__Exercise goal__: Restate each of the lines below word for word and drop every picture.

__Source data__:
+-------+

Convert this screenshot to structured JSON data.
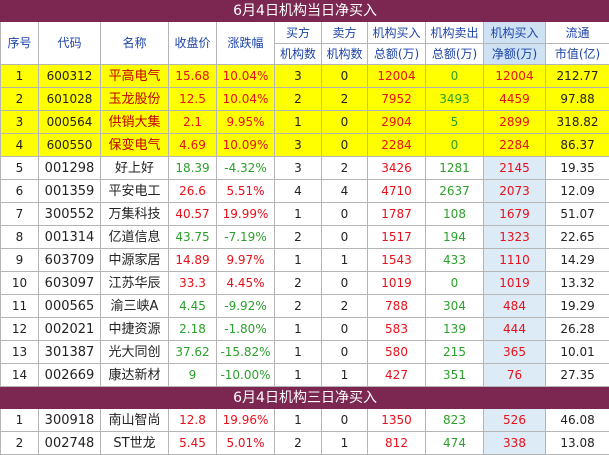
{
  "table1": {
    "title": "6月4日机构当日净买入",
    "headers": {
      "idx": "序号",
      "code": "代码",
      "name": "名称",
      "close": "收盘价",
      "change": "涨跌幅",
      "buy_top": "买方",
      "buy_bottom": "机构数",
      "sell_top": "卖方",
      "sell_bottom": "机构数",
      "buyamt_top": "机构买入",
      "buyamt_bottom": "总额(万)",
      "sellamt_top": "机构卖出",
      "sellamt_bottom": "总额(万)",
      "net_top": "机构买入",
      "net_bottom": "净额(万)",
      "cap_top": "流通",
      "cap_bottom": "市值(亿)"
    },
    "rows": [
      {
        "idx": "1",
        "code": "600312",
        "name": "平高电气",
        "close": "15.68",
        "change": "10.04%",
        "buy": "3",
        "sell": "0",
        "buyamt": "12004",
        "sellamt": "0",
        "net": "12004",
        "cap": "212.77",
        "hl": true,
        "up": true
      },
      {
        "idx": "2",
        "code": "601028",
        "name": "玉龙股份",
        "close": "12.5",
        "change": "10.04%",
        "buy": "2",
        "sell": "2",
        "buyamt": "7952",
        "sellamt": "3493",
        "net": "4459",
        "cap": "97.88",
        "hl": true,
        "up": true
      },
      {
        "idx": "3",
        "code": "000564",
        "name": "供销大集",
        "close": "2.1",
        "change": "9.95%",
        "buy": "1",
        "sell": "0",
        "buyamt": "2904",
        "sellamt": "5",
        "net": "2899",
        "cap": "318.82",
        "hl": true,
        "up": true
      },
      {
        "idx": "4",
        "code": "600550",
        "name": "保变电气",
        "close": "4.69",
        "change": "10.09%",
        "buy": "3",
        "sell": "0",
        "buyamt": "2284",
        "sellamt": "0",
        "net": "2284",
        "cap": "86.37",
        "hl": true,
        "up": true
      },
      {
        "idx": "5",
        "code": "001298",
        "name": "好上好",
        "close": "18.39",
        "change": "-4.32%",
        "buy": "3",
        "sell": "2",
        "buyamt": "3426",
        "sellamt": "1281",
        "net": "2145",
        "cap": "19.35",
        "hl": false,
        "up": false
      },
      {
        "idx": "6",
        "code": "001359",
        "name": "平安电工",
        "close": "26.6",
        "change": "5.51%",
        "buy": "4",
        "sell": "4",
        "buyamt": "4710",
        "sellamt": "2637",
        "net": "2073",
        "cap": "12.09",
        "hl": false,
        "up": true
      },
      {
        "idx": "7",
        "code": "300552",
        "name": "万集科技",
        "close": "40.57",
        "change": "19.99%",
        "buy": "1",
        "sell": "0",
        "buyamt": "1787",
        "sellamt": "108",
        "net": "1679",
        "cap": "51.07",
        "hl": false,
        "up": true
      },
      {
        "idx": "8",
        "code": "001314",
        "name": "亿道信息",
        "close": "43.75",
        "change": "-7.19%",
        "buy": "2",
        "sell": "0",
        "buyamt": "1517",
        "sellamt": "194",
        "net": "1323",
        "cap": "22.65",
        "hl": false,
        "up": false
      },
      {
        "idx": "9",
        "code": "603709",
        "name": "中源家居",
        "close": "14.89",
        "change": "9.97%",
        "buy": "1",
        "sell": "1",
        "buyamt": "1543",
        "sellamt": "433",
        "net": "1110",
        "cap": "14.29",
        "hl": false,
        "up": true
      },
      {
        "idx": "10",
        "code": "603097",
        "name": "江苏华辰",
        "close": "33.3",
        "change": "4.45%",
        "buy": "2",
        "sell": "0",
        "buyamt": "1019",
        "sellamt": "0",
        "net": "1019",
        "cap": "13.32",
        "hl": false,
        "up": true
      },
      {
        "idx": "11",
        "code": "000565",
        "name": "渝三峡A",
        "close": "4.45",
        "change": "-9.92%",
        "buy": "2",
        "sell": "2",
        "buyamt": "788",
        "sellamt": "304",
        "net": "484",
        "cap": "19.29",
        "hl": false,
        "up": false
      },
      {
        "idx": "12",
        "code": "002021",
        "name": "中捷资源",
        "close": "2.18",
        "change": "-1.80%",
        "buy": "1",
        "sell": "0",
        "buyamt": "583",
        "sellamt": "139",
        "net": "444",
        "cap": "26.28",
        "hl": false,
        "up": false
      },
      {
        "idx": "13",
        "code": "301387",
        "name": "光大同创",
        "close": "37.62",
        "change": "-15.82%",
        "buy": "1",
        "sell": "0",
        "buyamt": "580",
        "sellamt": "215",
        "net": "365",
        "cap": "10.01",
        "hl": false,
        "up": false
      },
      {
        "idx": "14",
        "code": "002669",
        "name": "康达新材",
        "close": "9",
        "change": "-10.00%",
        "buy": "1",
        "sell": "1",
        "buyamt": "427",
        "sellamt": "351",
        "net": "76",
        "cap": "27.35",
        "hl": false,
        "up": false
      }
    ]
  },
  "table2": {
    "title": "6月4日机构三日净买入",
    "rows": [
      {
        "idx": "1",
        "code": "300918",
        "name": "南山智尚",
        "close": "12.8",
        "change": "19.96%",
        "buy": "1",
        "sell": "0",
        "buyamt": "1350",
        "sellamt": "823",
        "net": "526",
        "cap": "46.08",
        "hl": false,
        "up": true
      },
      {
        "idx": "2",
        "code": "002748",
        "name": "ST世龙",
        "close": "5.45",
        "change": "5.01%",
        "buy": "2",
        "sell": "1",
        "buyamt": "812",
        "sellamt": "474",
        "net": "338",
        "cap": "13.08",
        "hl": false,
        "up": true
      }
    ]
  },
  "colors": {
    "title_bg": "#7b2752",
    "header_text": "#1c43a8",
    "highlight_row": "#ffff00",
    "net_column_bg": "#ddebf7",
    "up": "#e8101a",
    "down": "#2ca02c"
  }
}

+-------+

__Worked answer__:
Convert this screenshot to structured JSON data.
{
  "table1": {
    "title": "6月4日机构当日净买入",
    "headers": {
      "idx": "序号",
      "code": "代码",
      "name": "名称",
      "close": "收盘价",
      "change": "涨跌幅",
      "buy_top": "买方",
      "buy_bottom": "机构数",
      "sell_top": "卖方",
      "sell_bottom": "机构数",
      "buyamt_top": "机构买入",
      "buyamt_bottom": "总额(万)",
      "sellamt_top": "机构卖出",
      "sellamt_bottom": "总额(万)",
      "net_top": "机构买入",
      "net_bottom": "净额(万)",
      "cap_top": "流通",
      "cap_bottom": "市值(亿)"
    },
    "rows": [
      {
        "idx": "1",
        "code": "600312",
        "name": "平高电气",
        "close": "15.68",
        "change": "10.04%",
        "buy": "3",
        "sell": "0",
        "buyamt": "12004",
        "sellamt": "0",
        "net": "12004",
        "cap": "212.77",
        "hl": true,
        "up": true
      },
      {
        "idx": "2",
        "code": "601028",
        "name": "玉龙股份",
        "close": "12.5",
        "change": "10.04%",
        "buy": "2",
        "sell": "2",
        "buyamt": "7952",
        "sellamt": "3493",
        "net": "4459",
        "cap": "97.88",
        "hl": true,
        "up": true
      },
      {
        "idx": "3",
        "code": "000564",
        "name": "供销大集",
        "close": "2.1",
        "change": "9.95%",
        "buy": "1",
        "sell": "0",
        "buyamt": "2904",
        "sellamt": "5",
        "net": "2899",
        "cap": "318.82",
        "hl": true,
        "up": true
      },
      {
        "idx": "4",
        "code": "600550",
        "name": "保变电气",
        "close": "4.69",
        "change": "10.09%",
        "buy": "3",
        "sell": "0",
        "buyamt": "2284",
        "sellamt": "0",
        "net": "2284",
        "cap": "86.37",
        "hl": true,
        "up": true
      },
      {
        "idx": "5",
        "code": "001298",
        "name": "好上好",
        "close": "18.39",
        "change": "-4.32%",
        "buy": "3",
        "sell": "2",
        "buyamt": "3426",
        "sellamt": "1281",
        "net": "2145",
        "cap": "19.35",
        "hl": false,
        "up": false
      },
      {
        "idx": "6",
        "code": "001359",
        "name": "平安电工",
        "close": "26.6",
        "change": "5.51%",
        "buy": "4",
        "sell": "4",
        "buyamt": "4710",
        "sellamt": "2637",
        "net": "2073",
        "cap": "12.09",
        "hl": false,
        "up": true
      },
      {
        "idx": "7",
        "code": "300552",
        "name": "万集科技",
        "close": "40.57",
        "change": "19.99%",
        "buy": "1",
        "sell": "0",
        "buyamt": "1787",
        "sellamt": "108",
        "net": "1679",
        "cap": "51.07",
        "hl": false,
        "up": true
      },
      {
        "idx": "8",
        "code": "001314",
        "name": "亿道信息",
        "close": "43.75",
        "change": "-7.19%",
        "buy": "2",
        "sell": "0",
        "buyamt": "1517",
        "sellamt": "194",
        "net": "1323",
        "cap": "22.65",
        "hl": false,
        "up": false
      },
      {
        "idx": "9",
        "code": "603709",
        "name": "中源家居",
        "close": "14.89",
        "change": "9.97%",
        "buy": "1",
        "sell": "1",
        "buyamt": "1543",
        "sellamt": "433",
        "net": "1110",
        "cap": "14.29",
        "hl": false,
        "up": true
      },
      {
        "idx": "10",
        "code": "603097",
        "name": "江苏华辰",
        "close": "33.3",
        "change": "4.45%",
        "buy": "2",
        "sell": "0",
        "buyamt": "1019",
        "sellamt": "0",
        "net": "1019",
        "cap": "13.32",
        "hl": false,
        "up": true
      },
      {
        "idx": "11",
        "code": "000565",
        "name": "渝三峡A",
        "close": "4.45",
        "change": "-9.92%",
        "buy": "2",
        "sell": "2",
        "buyamt": "788",
        "sellamt": "304",
        "net": "484",
        "cap": "19.29",
        "hl": false,
        "up": false
      },
      {
        "idx": "12",
        "code": "002021",
        "name": "中捷资源",
        "close": "2.18",
        "change": "-1.80%",
        "buy": "1",
        "sell": "0",
        "buyamt": "583",
        "sellamt": "139",
        "net": "444",
        "cap": "26.28",
        "hl": false,
        "up": false
      },
      {
        "idx": "13",
        "code": "301387",
        "name": "光大同创",
        "close": "37.62",
        "change": "-15.82%",
        "buy": "1",
        "sell": "0",
        "buyamt": "580",
        "sellamt": "215",
        "net": "365",
        "cap": "10.01",
        "hl": false,
        "up": false
      },
      {
        "idx": "14",
        "code": "002669",
        "name": "康达新材",
        "close": "9",
        "change": "-10.00%",
        "buy": "1",
        "sell": "1",
        "buyamt": "427",
        "sellamt": "351",
        "net": "76",
        "cap": "27.35",
        "hl": false,
        "up": false
      }
    ]
  },
  "table2": {
    "title": "6月4日机构三日净买入",
    "rows": [
      {
        "idx": "1",
        "code": "300918",
        "name": "南山智尚",
        "close": "12.8",
        "change": "19.96%",
        "buy": "1",
        "sell": "0",
        "buyamt": "1350",
        "sellamt": "823",
        "net": "526",
        "cap": "46.08",
        "hl": false,
        "up": true
      },
      {
        "idx": "2",
        "code": "002748",
        "name": "ST世龙",
        "close": "5.45",
        "change": "5.01%",
        "buy": "2",
        "sell": "1",
        "buyamt": "812",
        "sellamt": "474",
        "net": "338",
        "cap": "13.08",
        "hl": false,
        "up": true
      }
    ]
  },
  "colors": {
    "title_bg": "#7b2752",
    "header_text": "#1c43a8",
    "highlight_row": "#ffff00",
    "net_column_bg": "#ddebf7",
    "up": "#e8101a",
    "down": "#2ca02c"
  }
}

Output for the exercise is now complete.